### EXERCISE DESCRIPTION
Among the entries, which lines carry the string "режиме"? Copy each of them.

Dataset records
_ _ _ _ _ _ _
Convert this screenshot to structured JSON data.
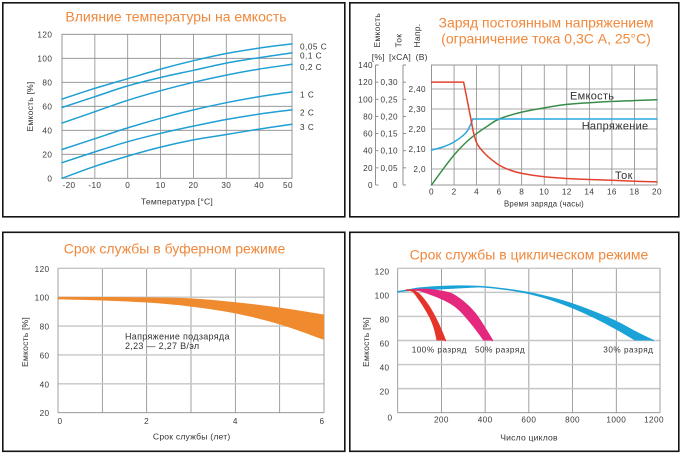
{
  "theme": {
    "title_color": "#f0883c",
    "panel_border_color": "#151515"
  },
  "chart_data": [
    {
      "type": "line",
      "title": "Влияние температуры на емкость",
      "xlabel": "Температура [°C]",
      "ylabel": "Емкость [%]",
      "xlim": [
        -20,
        50
      ],
      "ylim": [
        0,
        120
      ],
      "xticks": [
        -20,
        -10,
        0,
        10,
        20,
        30,
        40,
        50
      ],
      "xtick_labels": [
        "-20",
        "-10",
        "0",
        "10",
        "20",
        "30",
        "40",
        "50"
      ],
      "yticks": [
        0,
        20,
        40,
        60,
        80,
        100,
        120
      ],
      "ytick_labels": [
        "0",
        "20",
        "40",
        "60",
        "80",
        "100",
        "120"
      ],
      "grid": true,
      "legend": "right",
      "color": "#1f9fd3",
      "x": [
        -20,
        -10,
        0,
        10,
        20,
        30,
        40,
        50
      ],
      "series": [
        {
          "name": "0,05 C",
          "values": [
            66,
            75,
            83,
            91,
            98,
            104,
            108.5,
            112
          ]
        },
        {
          "name": "0,1 C",
          "values": [
            59,
            68,
            77,
            84,
            90,
            96,
            100.5,
            104.5
          ]
        },
        {
          "name": "0,2 C",
          "values": [
            46,
            55.5,
            65,
            73,
            80,
            86,
            91,
            95
          ]
        },
        {
          "name": "1 C",
          "values": [
            24,
            33,
            42,
            50,
            57,
            63,
            68,
            72
          ]
        },
        {
          "name": "2 C",
          "values": [
            13,
            22,
            30.5,
            37.5,
            43.5,
            49,
            53.5,
            57
          ]
        },
        {
          "name": "3 C",
          "values": [
            0,
            10,
            18.5,
            26,
            32,
            36.5,
            41,
            45
          ]
        }
      ]
    },
    {
      "type": "line",
      "title": "Заряд постоянным напряжением",
      "subtitle": "(ограничение тока 0,3С А, 25°С)",
      "xlabel": "Время заряда (часы)",
      "xlim": [
        0,
        20
      ],
      "xticks": [
        0,
        2,
        4,
        6,
        8,
        10,
        12,
        14,
        16,
        18,
        20
      ],
      "xtick_labels": [
        "0",
        "2",
        "4",
        "6",
        "8",
        "10",
        "12",
        "14",
        "16",
        "18",
        "20"
      ],
      "grid": true,
      "axes": [
        {
          "label": "Емкость",
          "unit": "[%]",
          "ylim": [
            0,
            140
          ],
          "ticks": [
            0,
            20,
            40,
            60,
            80,
            100,
            120,
            140
          ],
          "tick_labels": [
            "0",
            "20",
            "40",
            "60",
            "80",
            "100",
            "120",
            "140"
          ]
        },
        {
          "label": "Ток",
          "unit": "[xCA]",
          "ylim": [
            0,
            0.35
          ],
          "ticks": [
            0,
            0.05,
            0.1,
            0.15,
            0.2,
            0.25,
            0.3
          ],
          "tick_labels": [
            "0",
            "0,05",
            "0,10",
            "0,15",
            "0,20",
            "0,25",
            "0,30"
          ]
        },
        {
          "label": "Напр.",
          "unit": "(В)",
          "ylim": [
            1.92,
            2.52
          ],
          "ticks": [
            2.0,
            2.1,
            2.2,
            2.3,
            2.4
          ],
          "tick_labels": [
            "2,0",
            "2,10",
            "2,20",
            "2,30",
            "2,40"
          ]
        }
      ],
      "series": [
        {
          "name": "Емкость",
          "axis": 0,
          "color": "#3a8d48",
          "x": [
            0,
            1,
            2,
            3,
            4,
            5,
            6,
            8,
            10,
            12,
            14,
            16,
            18,
            20
          ],
          "y": [
            0,
            18,
            35,
            49,
            60,
            69,
            77,
            85,
            90,
            94,
            96,
            97.5,
            98.5,
            99.5
          ]
        },
        {
          "name": "Напряжение",
          "axis": 2,
          "color": "#2aa7dd",
          "x": [
            0,
            1,
            2,
            3,
            3.45,
            3.65,
            20
          ],
          "y": [
            2.095,
            2.11,
            2.135,
            2.178,
            2.22,
            2.25,
            2.25
          ]
        },
        {
          "name": "Ток",
          "axis": 1,
          "color": "#e2432f",
          "x": [
            0,
            2.85,
            3.15,
            3.45,
            3.75,
            4.05,
            4.5,
            5,
            6,
            7,
            8,
            10,
            12,
            14,
            16,
            18,
            20
          ],
          "y": [
            0.3,
            0.3,
            0.25,
            0.2,
            0.15,
            0.12,
            0.1,
            0.083,
            0.058,
            0.043,
            0.034,
            0.024,
            0.019,
            0.016,
            0.014,
            0.011,
            0.009
          ]
        }
      ]
    },
    {
      "type": "area",
      "title": "Срок службы в буферном режиме",
      "xlabel": "Срок службы (лет)",
      "ylabel": "Емкость [%]",
      "xlim": [
        0,
        6
      ],
      "ylim": [
        20,
        120
      ],
      "xticks": [
        0,
        2,
        4,
        6
      ],
      "xtick_labels": [
        "0",
        "2",
        "4",
        "6"
      ],
      "x_grid_step": 1,
      "yticks": [
        20,
        40,
        60,
        80,
        100,
        120
      ],
      "ytick_labels": [
        "20",
        "40",
        "60",
        "80",
        "100",
        "120"
      ],
      "grid": true,
      "color": "#f08a2e",
      "x": [
        0,
        1,
        2,
        3,
        4,
        5,
        6
      ],
      "band": {
        "upper": [
          100.2,
          100.1,
          99.9,
          99.2,
          96.5,
          92.8,
          88
        ],
        "lower": [
          98.5,
          97.7,
          96.3,
          93.5,
          88.8,
          81.2,
          70.5
        ]
      },
      "annotation": [
        "Напряжение подзаряда",
        "2,23 — 2,27 В/эл"
      ]
    },
    {
      "type": "area",
      "title": "Срок службы в циклическом режиме",
      "xlabel": "Число циклов",
      "ylabel": "Емкость [%]",
      "xlim": [
        0,
        1200
      ],
      "ylim": [
        0,
        120
      ],
      "xticks": [
        200,
        400,
        600,
        800,
        1000,
        1200
      ],
      "xtick_labels": [
        "200",
        "400",
        "600",
        "800",
        "1000",
        "1200"
      ],
      "x_grid_step": 200,
      "yticks": [
        0,
        20,
        40,
        60,
        80,
        100,
        120
      ],
      "ytick_labels": [
        "0",
        "20",
        "40",
        "60",
        "80",
        "100",
        "120"
      ],
      "grid": true,
      "series": [
        {
          "name": "30% разряд",
          "color": "#1ba3d8",
          "outer": [
            [
              0,
              100.5
            ],
            [
              50,
              102
            ],
            [
              100,
              103.5
            ],
            [
              200,
              104.8
            ],
            [
              300,
              105.2
            ],
            [
              400,
              104.5
            ],
            [
              500,
              102.5
            ],
            [
              600,
              99.7
            ],
            [
              700,
              95.5
            ],
            [
              800,
              90.3
            ],
            [
              900,
              83.5
            ],
            [
              1000,
              75.6
            ],
            [
              1100,
              66
            ],
            [
              1169,
              60
            ]
          ],
          "inner": [
            [
              400,
              104.5
            ],
            [
              500,
              102
            ],
            [
              600,
              98.5
            ],
            [
              700,
              93.5
            ],
            [
              800,
              86.7
            ],
            [
              900,
              78.5
            ],
            [
              1000,
              69
            ],
            [
              1085,
              60
            ]
          ]
        },
        {
          "name": "50% разряд",
          "color": "#e3287e",
          "outer": [
            [
              60,
              102
            ],
            [
              120,
              102.5
            ],
            [
              180,
              101.5
            ],
            [
              240,
              99.2
            ],
            [
              280,
              95
            ],
            [
              320,
              89
            ],
            [
              360,
              81
            ],
            [
              400,
              70
            ],
            [
              433,
              60
            ]
          ],
          "inner": [
            [
              60,
              102
            ],
            [
              100,
              101
            ],
            [
              140,
              98.5
            ],
            [
              190,
              95
            ],
            [
              240,
              90.5
            ],
            [
              280,
              85
            ],
            [
              320,
              77
            ],
            [
              360,
              68
            ],
            [
              392,
              60
            ]
          ]
        },
        {
          "name": "100% разряд",
          "color": "#e5352b",
          "outer": [
            [
              40,
              102
            ],
            [
              70,
              101.5
            ],
            [
              95,
              99
            ],
            [
              120,
              94
            ],
            [
              140,
              89
            ],
            [
              160,
              83
            ],
            [
              180,
              76
            ],
            [
              200,
              68
            ],
            [
              218,
              60
            ]
          ],
          "inner": [
            [
              40,
              102
            ],
            [
              60,
              101
            ],
            [
              75,
              99
            ],
            [
              95,
              94
            ],
            [
              110,
              90
            ],
            [
              130,
              84
            ],
            [
              148,
              78
            ],
            [
              165,
              70
            ],
            [
              178,
              60
            ]
          ]
        }
      ]
    }
  ]
}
_ _ _ _ _ _ _
### CORRECT ANSWER
      "title": "Срок службы в буферном режиме",
      "title": "Срок службы в циклическом режиме",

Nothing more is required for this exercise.